>>>>>
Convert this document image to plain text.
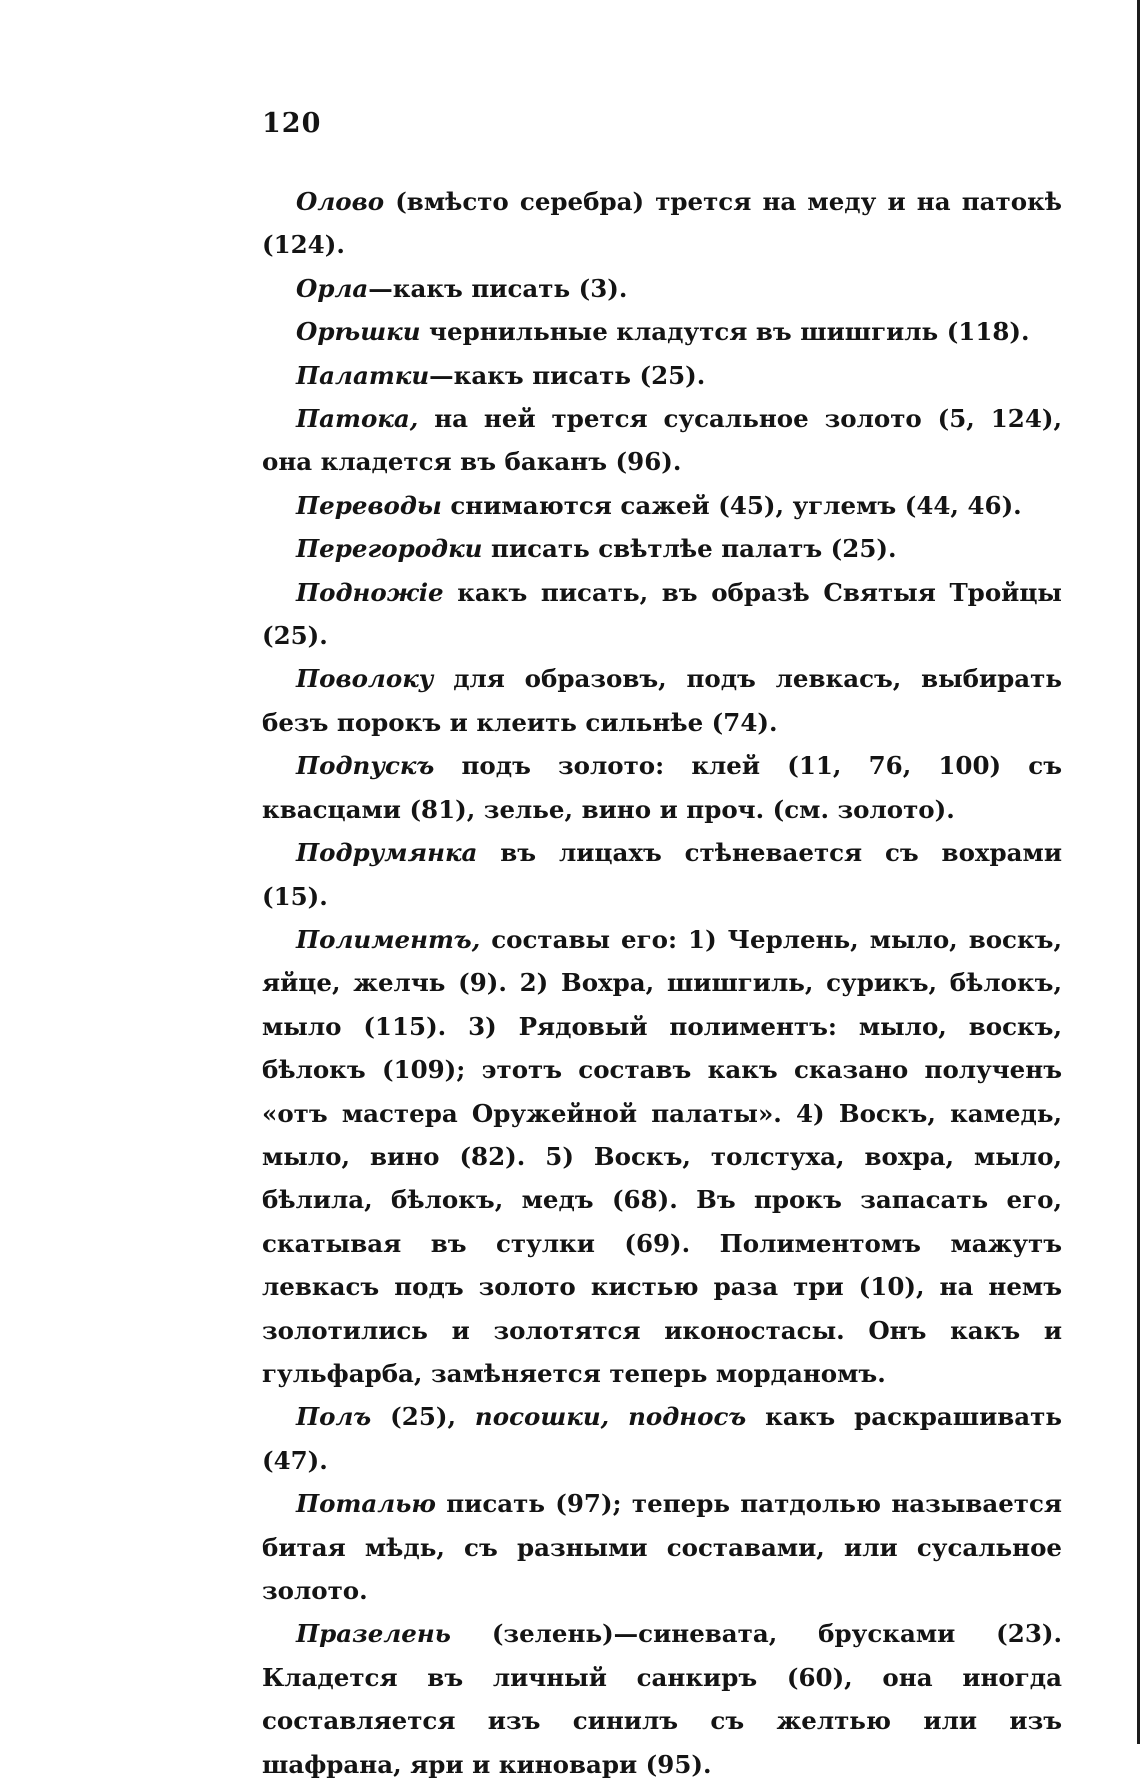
120

Олово (вмѣсто серебра) трется на меду и на патокѣ (124).

Орла—какъ писать (3).

Орѣшки чернильные кладутся въ шишгиль (118).

Палатки—какъ писать (25).

Патока, на ней трется сусальное золото (5, 124), она кладется въ баканъ (96).

Переводы снимаются сажей (45), углемъ (44, 46).

Перегородки писать свѣтлѣе палатъ (25).

Подножіе какъ писать, въ образѣ Святыя Тройцы (25).

Поволоку для образовъ, подъ левкасъ, выбирать безъ порокъ и клеить сильнѣе (74).

Подпускъ подъ золото: клей (11, 76, 100) съ квасцами (81), зелье, вино и проч. (см. золото).

Подрумянка въ лицахъ стѣневается съ вохрами (15).

Полиментъ, составы его: 1) Черлень, мыло, воскъ, яйце, желчь (9). 2) Вохра, шишгиль, сурикъ, бѣлокъ, мыло (115). 3) Рядовый полиментъ: мыло, воскъ, бѣлокъ (109); этотъ составъ какъ сказано полученъ «отъ мастера Оружейной палаты». 4) Воскъ, камедь, мыло, вино (82). 5) Воскъ, толстуха, вохра, мыло, бѣлила, бѣлокъ, медъ (68). Въ прокъ запасать его, скатывая въ стулки (69). Полиментомъ мажутъ левкасъ подъ золото кистью раза три (10), на немъ золотились и золотятся иконостасы. Онъ какъ и гульфарба, замѣняется теперь морданомъ.

Полъ (25), посошки, подносъ какъ раскрашивать (47).

Поталью писать (97); теперь патдолью называется битая мѣдь, съ разными составами, или сусальное золото.

Празелень (зелень)—синевата, брусками (23). Кладется въ личный санкиръ (60), она иногда составляется изъ синилъ съ желтью или изъ шафрана, яри и киновари (95).
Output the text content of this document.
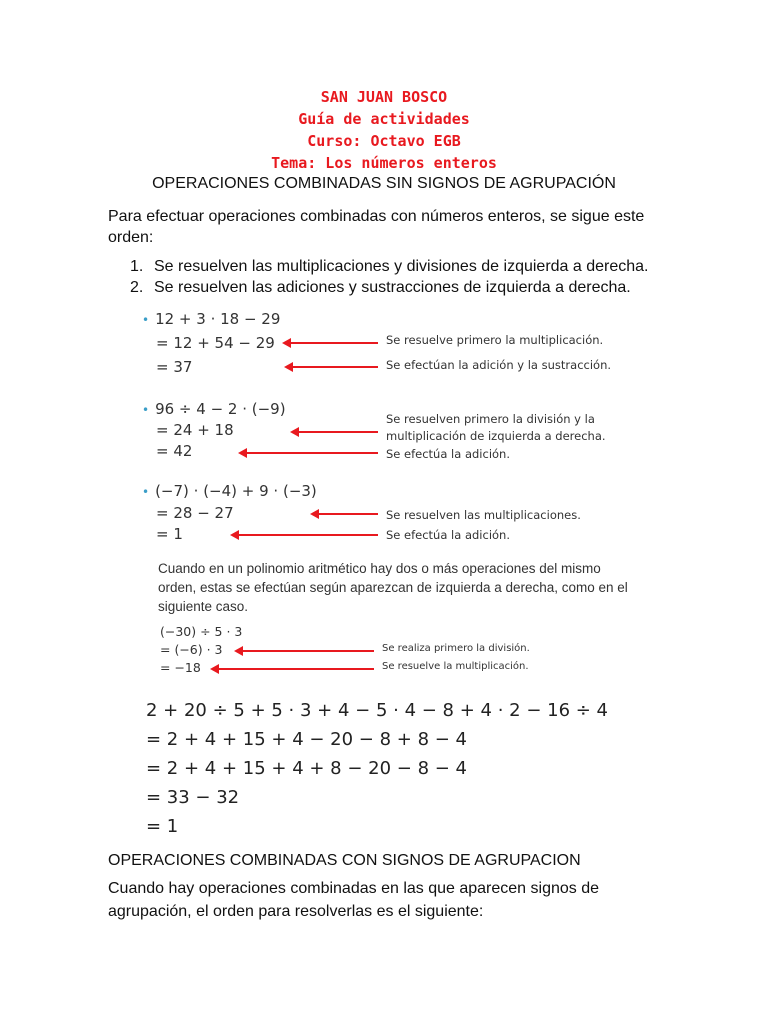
SAN JUAN BOSCO
Guía de actividades
Curso: Octavo EGB
Tema: Los números enteros
OPERACIONES COMBINADAS SIN SIGNOS DE AGRUPACIÓN
Para efectuar operaciones combinadas con números enteros, se sigue este orden:
1. Se resuelven las multiplicaciones y divisiones de izquierda a derecha.
2. Se resuelven las adiciones y sustracciones de izquierda a derecha.
• 12 + 3 · 18 − 29
= 12 + 54 − 29
= 37
Se resuelve primero la multiplicación.
Se efectúan la adición y la sustracción.
• 96 ÷ 4 − 2 · (−9)
= 24 + 18
= 42
Se resuelven primero la división y la multiplicación de izquierda a derecha.
Se efectúa la adición.
• (−7) · (−4) + 9 · (−3)
= 28 − 27
= 1
Se resuelven las multiplicaciones.
Se efectúa la adición.
Cuando en un polinomio aritmético hay dos o más operaciones del mismo orden, estas se efectúan según aparezcan de izquierda a derecha, como en el siguiente caso.
(−30) ÷ 5 · 3
= (−6) · 3
= −18
Se realiza primero la división.
Se resuelve la multiplicación.
2 + 20 ÷ 5 + 5 · 3 + 4 − 5 · 4 − 8 + 4 · 2 − 16 ÷ 4
= 2 + 4 + 15 + 4 − 20 − 8 + 8 − 4
= 2 + 4 + 15 + 4 + 8 − 20 − 8 − 4
= 33 − 32
= 1
OPERACIONES COMBINADAS CON SIGNOS DE AGRUPACION
Cuando hay operaciones combinadas en las que aparecen signos de agrupación, el orden para resolverlas es el siguiente:
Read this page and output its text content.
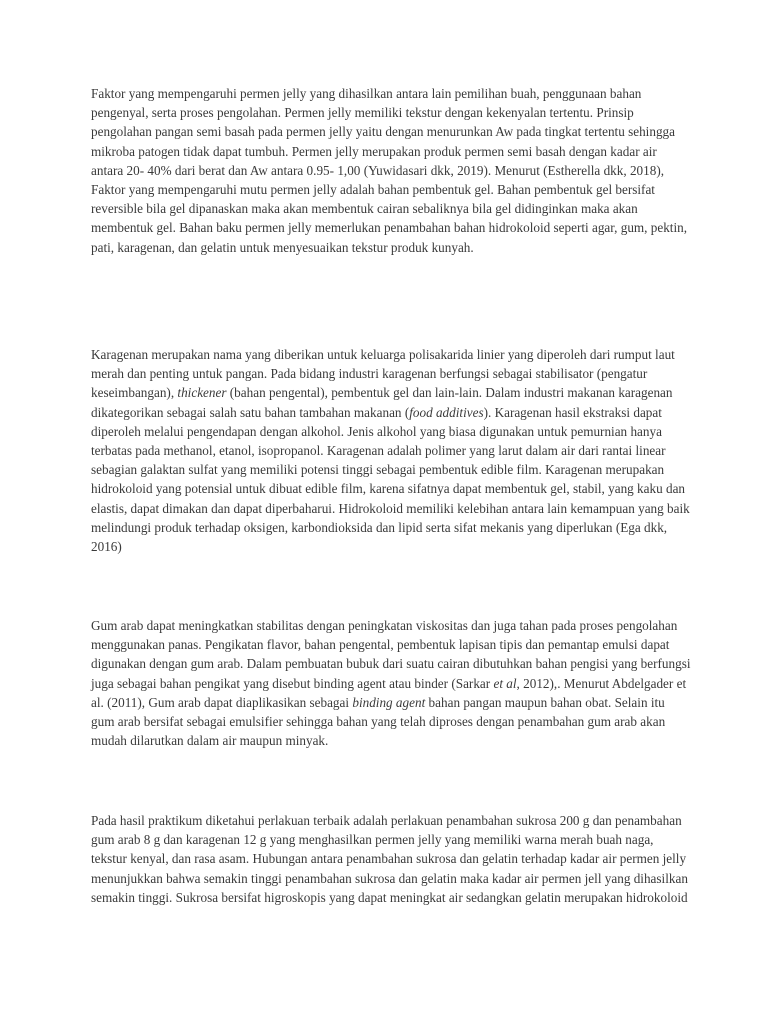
Faktor yang mempengaruhi permen jelly yang dihasilkan antara lain pemilihan buah, penggunaan bahan pengenyal, serta proses pengolahan. Permen jelly memiliki tekstur dengan kekenyalan tertentu. Prinsip pengolahan pangan semi basah pada permen jelly yaitu dengan menurunkan Aw pada tingkat tertentu sehingga mikroba patogen tidak dapat tumbuh. Permen jelly merupakan produk permen semi basah dengan kadar air antara 20- 40% dari berat dan Aw antara 0.95- 1,00 (Yuwidasari dkk, 2019). Menurut (Estherella dkk, 2018), Faktor yang mempengaruhi mutu permen jelly adalah bahan pembentuk gel. Bahan pembentuk gel bersifat reversible bila gel dipanaskan maka akan membentuk cairan sebaliknya bila gel didinginkan maka akan membentuk gel. Bahan baku permen jelly memerlukan penambahan bahan hidrokoloid seperti agar, gum, pektin, pati, karagenan, dan gelatin untuk menyesuaikan tekstur produk kunyah.

Karagenan merupakan nama yang diberikan untuk keluarga polisakarida linier yang diperoleh dari rumput laut merah dan penting untuk pangan. Pada bidang industri karagenan berfungsi sebagai stabilisator (pengatur keseimbangan), thickener (bahan pengental), pembentuk gel dan lain-lain. Dalam industri makanan karagenan dikategorikan sebagai salah satu bahan tambahan makanan (food additives). Karagenan hasil ekstraksi dapat diperoleh melalui pengendapan dengan alkohol. Jenis alkohol yang biasa digunakan untuk pemurnian hanya terbatas pada methanol, etanol, isopropanol. Karagenan adalah polimer yang larut dalam air dari rantai linear sebagian galaktan sulfat yang memiliki potensi tinggi sebagai pembentuk edible film. Karagenan merupakan hidrokoloid yang potensial untuk dibuat edible film, karena sifatnya dapat membentuk gel, stabil, yang kaku dan elastis, dapat dimakan dan dapat diperbaharui. Hidrokoloid memiliki kelebihan antara lain kemampuan yang baik melindungi produk terhadap oksigen, karbondioksida dan lipid serta sifat mekanis yang diperlukan (Ega dkk, 2016)

Gum arab dapat meningkatkan stabilitas dengan peningkatan viskositas dan juga tahan pada proses pengolahan menggunakan panas. Pengikatan flavor, bahan pengental, pembentuk lapisan tipis dan pemantap emulsi dapat digunakan dengan gum arab. Dalam pembuatan bubuk dari suatu cairan dibutuhkan bahan pengisi yang berfungsi juga sebagai bahan pengikat yang disebut binding agent atau binder (Sarkar et al, 2012),. Menurut Abdelgader et al. (2011), Gum arab dapat diaplikasikan sebagai binding agent bahan pangan maupun bahan obat. Selain itu gum arab bersifat sebagai emulsifier sehingga bahan yang telah diproses dengan penambahan gum arab akan mudah dilarutkan dalam air maupun minyak.

Pada hasil praktikum diketahui perlakuan terbaik adalah perlakuan penambahan sukrosa 200 g dan penambahan gum arab 8 g dan karagenan 12 g yang menghasilkan permen jelly yang memiliki warna merah buah naga, tekstur kenyal, dan rasa asam. Hubungan antara penambahan sukrosa dan gelatin terhadap kadar air permen jelly menunjukkan bahwa semakin tinggi penambahan sukrosa dan gelatin maka kadar air permen jell yang dihasilkan semakin tinggi. Sukrosa bersifat higroskopis yang dapat meningkat air sedangkan gelatin merupakan hidrokoloid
<<<<<
- [Exercise instructions]
Transcribe every entry above exactly. Omit all pictures.

- [Answer to this problem]
Convert this document image to plain text.
120

Олово (вмѣсто серебра) трется на меду и на патокѣ (124).

Орла—какъ писать (3).

Орѣшки чернильные кладутся въ шишгиль (118).

Палатки—какъ писать (25).

Патока, на ней трется сусальное золото (5, 124), она кладется въ баканъ (96).

Переводы снимаются сажей (45), углемъ (44, 46).

Перегородки писать свѣтлѣе палатъ (25).

Подножіе какъ писать, въ образѣ Святыя Тройцы (25).

Поволоку для образовъ, подъ левкасъ, выбирать безъ порокъ и клеить сильнѣе (74).

Подпускъ подъ золото: клей (11, 76, 100) съ квасцами (81), зелье, вино и проч. (см. золото).

Подрумянка въ лицахъ стѣневается съ вохрами (15).

Полиментъ, составы его: 1) Черлень, мыло, воскъ, яйце, желчь (9). 2) Вохра, шишгиль, сурикъ, бѣлокъ, мыло (115). 3) Рядовый полиментъ: мыло, воскъ, бѣлокъ (109); этотъ составъ какъ сказано полученъ «отъ мастера Оружейной палаты». 4) Воскъ, камедь, мыло, вино (82). 5) Воскъ, толстуха, вохра, мыло, бѣлила, бѣлокъ, медъ (68). Въ прокъ запасать его, скатывая въ стулки (69). Полиментомъ мажутъ левкасъ подъ золото кистью раза три (10), на немъ золотились и золотятся иконостасы. Онъ какъ и гульфарба, замѣняется теперь морданомъ.

Полъ (25), посошки, подносъ какъ раскрашивать (47).

Поталью писать (97); теперь патдолью называется битая мѣдь, съ разными составами, или сусальное золото.

Празелень (зелень)—синевата, брусками (23). Кладется въ личный санкиръ (60), она иногда составляется изъ синилъ съ желтью или изъ шафрана, яри и киновари (95).
Output the text content of this document.
SAN JUAN BOSCO
Guía de actividades
Curso: Octavo EGB
Tema: Los números enteros
OPERACIONES COMBINADAS SIN SIGNOS DE AGRUPACIÓN
Para efectuar operaciones combinadas con números enteros, se sigue este orden:
1. Se resuelven las multiplicaciones y divisiones de izquierda a derecha.
2. Se resuelven las adiciones y sustracciones de izquierda a derecha.
• 12 + 3 · 18 − 29
= 12 + 54 − 29
= 37
Se resuelve primero la multiplicación.
Se efectúan la adición y la sustracción.
• 96 ÷ 4 − 2 · (−9)
= 24 + 18
= 42
Se resuelven primero la división y la multiplicación de izquierda a derecha.
Se efectúa la adición.
• (−7) · (−4) + 9 · (−3)
= 28 − 27
= 1
Se resuelven las multiplicaciones.
Se efectúa la adición.
Cuando en un polinomio aritmético hay dos o más operaciones del mismo orden, estas se efectúan según aparezcan de izquierda a derecha, como en el siguiente caso.
(−30) ÷ 5 · 3
= (−6) · 3
= −18
Se realiza primero la división.
Se resuelve la multiplicación.
2 + 20 ÷ 5 + 5 · 3 + 4 − 5 · 4 − 8 + 4 · 2 − 16 ÷ 4
= 2 + 4 + 15 + 4 − 20 − 8 + 8 − 4
= 2 + 4 + 15 + 4 + 8 − 20 − 8 − 4
= 33 − 32
= 1
OPERACIONES COMBINADAS CON SIGNOS DE AGRUPACION
Cuando hay operaciones combinadas en las que aparecen signos de agrupación, el orden para resolverlas es el siguiente:
Read this page and output its text content.
Faktor yang mempengaruhi permen jelly yang dihasilkan antara lain pemilihan buah, penggunaan bahan pengenyal, serta proses pengolahan. Permen jelly memiliki tekstur dengan kekenyalan tertentu. Prinsip pengolahan pangan semi basah pada permen jelly yaitu dengan menurunkan Aw pada tingkat tertentu sehingga mikroba patogen tidak dapat tumbuh. Permen jelly merupakan produk permen semi basah dengan kadar air antara 20- 40% dari berat dan Aw antara 0.95- 1,00 (Yuwidasari dkk, 2019). Menurut (Estherella dkk, 2018), Faktor yang mempengaruhi mutu permen jelly adalah bahan pembentuk gel. Bahan pembentuk gel bersifat reversible bila gel dipanaskan maka akan membentuk cairan sebaliknya bila gel didinginkan maka akan membentuk gel. Bahan baku permen jelly memerlukan penambahan bahan hidrokoloid seperti agar, gum, pektin, pati, karagenan, dan gelatin untuk menyesuaikan tekstur produk kunyah.

Karagenan merupakan nama yang diberikan untuk keluarga polisakarida linier yang diperoleh dari rumput laut merah dan penting untuk pangan. Pada bidang industri karagenan berfungsi sebagai stabilisator (pengatur keseimbangan), thickener (bahan pengental), pembentuk gel dan lain-lain. Dalam industri makanan karagenan dikategorikan sebagai salah satu bahan tambahan makanan (food additives). Karagenan hasil ekstraksi dapat diperoleh melalui pengendapan dengan alkohol. Jenis alkohol yang biasa digunakan untuk pemurnian hanya terbatas pada methanol, etanol, isopropanol. Karagenan adalah polimer yang larut dalam air dari rantai linear sebagian galaktan sulfat yang memiliki potensi tinggi sebagai pembentuk edible film. Karagenan merupakan hidrokoloid yang potensial untuk dibuat edible film, karena sifatnya dapat membentuk gel, stabil, yang kaku dan elastis, dapat dimakan dan dapat diperbaharui. Hidrokoloid memiliki kelebihan antara lain kemampuan yang baik melindungi produk terhadap oksigen, karbondioksida dan lipid serta sifat mekanis yang diperlukan (Ega dkk, 2016)

Gum arab dapat meningkatkan stabilitas dengan peningkatan viskositas dan juga tahan pada proses pengolahan menggunakan panas. Pengikatan flavor, bahan pengental, pembentuk lapisan tipis dan pemantap emulsi dapat digunakan dengan gum arab. Dalam pembuatan bubuk dari suatu cairan dibutuhkan bahan pengisi yang berfungsi juga sebagai bahan pengikat yang disebut binding agent atau binder (Sarkar et al, 2012),. Menurut Abdelgader et al. (2011), Gum arab dapat diaplikasikan sebagai binding agent bahan pangan maupun bahan obat. Selain itu gum arab bersifat sebagai emulsifier sehingga bahan yang telah diproses dengan penambahan gum arab akan mudah dilarutkan dalam air maupun minyak.

Pada hasil praktikum diketahui perlakuan terbaik adalah perlakuan penambahan sukrosa 200 g dan penambahan gum arab 8 g dan karagenan 12 g yang menghasilkan permen jelly yang memiliki warna merah buah naga, tekstur kenyal, dan rasa asam. Hubungan antara penambahan sukrosa dan gelatin terhadap kadar air permen jelly menunjukkan bahwa semakin tinggi penambahan sukrosa dan gelatin maka kadar air permen jell yang dihasilkan semakin tinggi. Sukrosa bersifat higroskopis yang dapat meningkat air sedangkan gelatin merupakan hidrokoloid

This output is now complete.